(Data records)

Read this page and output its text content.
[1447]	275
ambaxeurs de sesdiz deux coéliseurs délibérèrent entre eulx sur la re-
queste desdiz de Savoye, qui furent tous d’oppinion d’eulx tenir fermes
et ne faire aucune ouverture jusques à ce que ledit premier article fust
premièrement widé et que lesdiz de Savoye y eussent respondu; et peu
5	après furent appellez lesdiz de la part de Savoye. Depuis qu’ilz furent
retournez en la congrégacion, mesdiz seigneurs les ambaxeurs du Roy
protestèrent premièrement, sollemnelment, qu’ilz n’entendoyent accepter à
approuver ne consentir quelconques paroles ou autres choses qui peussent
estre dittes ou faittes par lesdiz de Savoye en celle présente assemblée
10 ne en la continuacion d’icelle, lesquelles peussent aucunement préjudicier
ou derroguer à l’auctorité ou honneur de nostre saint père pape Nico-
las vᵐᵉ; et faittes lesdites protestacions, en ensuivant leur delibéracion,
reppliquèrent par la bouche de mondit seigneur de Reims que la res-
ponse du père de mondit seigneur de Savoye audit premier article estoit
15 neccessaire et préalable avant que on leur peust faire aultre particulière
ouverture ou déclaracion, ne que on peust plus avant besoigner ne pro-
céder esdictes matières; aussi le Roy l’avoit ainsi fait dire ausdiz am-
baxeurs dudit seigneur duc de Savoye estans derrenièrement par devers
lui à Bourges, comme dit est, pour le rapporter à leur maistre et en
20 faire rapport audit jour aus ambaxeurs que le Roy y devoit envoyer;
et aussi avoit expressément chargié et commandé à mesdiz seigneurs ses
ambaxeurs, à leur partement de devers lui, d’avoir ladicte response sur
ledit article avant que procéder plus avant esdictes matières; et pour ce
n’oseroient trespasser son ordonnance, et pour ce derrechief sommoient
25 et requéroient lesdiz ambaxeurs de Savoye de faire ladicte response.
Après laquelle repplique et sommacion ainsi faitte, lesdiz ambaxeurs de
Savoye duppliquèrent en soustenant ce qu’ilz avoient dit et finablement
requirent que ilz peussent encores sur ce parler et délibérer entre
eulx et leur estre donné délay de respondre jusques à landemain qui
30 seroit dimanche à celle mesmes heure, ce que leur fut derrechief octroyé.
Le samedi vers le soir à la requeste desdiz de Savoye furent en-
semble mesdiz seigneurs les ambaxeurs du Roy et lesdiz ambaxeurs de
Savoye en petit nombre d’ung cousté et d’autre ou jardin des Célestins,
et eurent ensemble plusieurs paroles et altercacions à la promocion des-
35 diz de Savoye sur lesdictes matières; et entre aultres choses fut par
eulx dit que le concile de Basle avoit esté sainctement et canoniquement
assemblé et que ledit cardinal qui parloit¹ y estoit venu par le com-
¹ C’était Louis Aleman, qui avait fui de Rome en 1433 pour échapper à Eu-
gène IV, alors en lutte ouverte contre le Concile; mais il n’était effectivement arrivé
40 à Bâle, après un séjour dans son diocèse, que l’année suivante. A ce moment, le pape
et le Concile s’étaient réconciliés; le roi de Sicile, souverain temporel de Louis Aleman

#### [Exercise instructions]
The data above must be returned in full, exactly as written.

#### [Exercise response]
Read this page and output its text content.
[1447]	275
ambaxeurs de sesdiz deux coéliseurs délibérèrent entre eulx sur la re-
queste desdiz de Savoye, qui furent tous d’oppinion d’eulx tenir fermes
et ne faire aucune ouverture jusques à ce que ledit premier article fust
premièrement widé et que lesdiz de Savoye y eussent respondu; et peu
5	après furent appellez lesdiz de la part de Savoye. Depuis qu’ilz furent
retournez en la congrégacion, mesdiz seigneurs les ambaxeurs du Roy
protestèrent premièrement, sollemnelment, qu’ilz n’entendoyent accepter à
approuver ne consentir quelconques paroles ou autres choses qui peussent
estre dittes ou faittes par lesdiz de Savoye en celle présente assemblée
10 ne en la continuacion d’icelle, lesquelles peussent aucunement préjudicier
ou derroguer à l’auctorité ou honneur de nostre saint père pape Nico-
las vᵐᵉ; et faittes lesdites protestacions, en ensuivant leur delibéracion,
reppliquèrent par la bouche de mondit seigneur de Reims que la res-
ponse du père de mondit seigneur de Savoye audit premier article estoit
15 neccessaire et préalable avant que on leur peust faire aultre particulière
ouverture ou déclaracion, ne que on peust plus avant besoigner ne pro-
céder esdictes matières; aussi le Roy l’avoit ainsi fait dire ausdiz am-
baxeurs dudit seigneur duc de Savoye estans derrenièrement par devers
lui à Bourges, comme dit est, pour le rapporter à leur maistre et en
20 faire rapport audit jour aus ambaxeurs que le Roy y devoit envoyer;
et aussi avoit expressément chargié et commandé à mesdiz seigneurs ses
ambaxeurs, à leur partement de devers lui, d’avoir ladicte response sur
ledit article avant que procéder plus avant esdictes matières; et pour ce
n’oseroient trespasser son ordonnance, et pour ce derrechief sommoient
25 et requéroient lesdiz ambaxeurs de Savoye de faire ladicte response.
Après laquelle repplique et sommacion ainsi faitte, lesdiz ambaxeurs de
Savoye duppliquèrent en soustenant ce qu’ilz avoient dit et finablement
requirent que ilz peussent encores sur ce parler et délibérer entre
eulx et leur estre donné délay de respondre jusques à landemain qui
30 seroit dimanche à celle mesmes heure, ce que leur fut derrechief octroyé.
Le samedi vers le soir à la requeste desdiz de Savoye furent en-
semble mesdiz seigneurs les ambaxeurs du Roy et lesdiz ambaxeurs de
Savoye en petit nombre d’ung cousté et d’autre ou jardin des Célestins,
et eurent ensemble plusieurs paroles et altercacions à la promocion des-
35 diz de Savoye sur lesdictes matières; et entre aultres choses fut par
eulx dit que le concile de Basle avoit esté sainctement et canoniquement
assemblé et que ledit cardinal qui parloit¹ y estoit venu par le com-
¹ C’était Louis Aleman, qui avait fui de Rome en 1433 pour échapper à Eu-
gène IV, alors en lutte ouverte contre le Concile; mais il n’était effectivement arrivé
40 à Bâle, après un séjour dans son diocèse, que l’année suivante. A ce moment, le pape
et le Concile s’étaient réconciliés; le roi de Sicile, souverain temporel de Louis Aleman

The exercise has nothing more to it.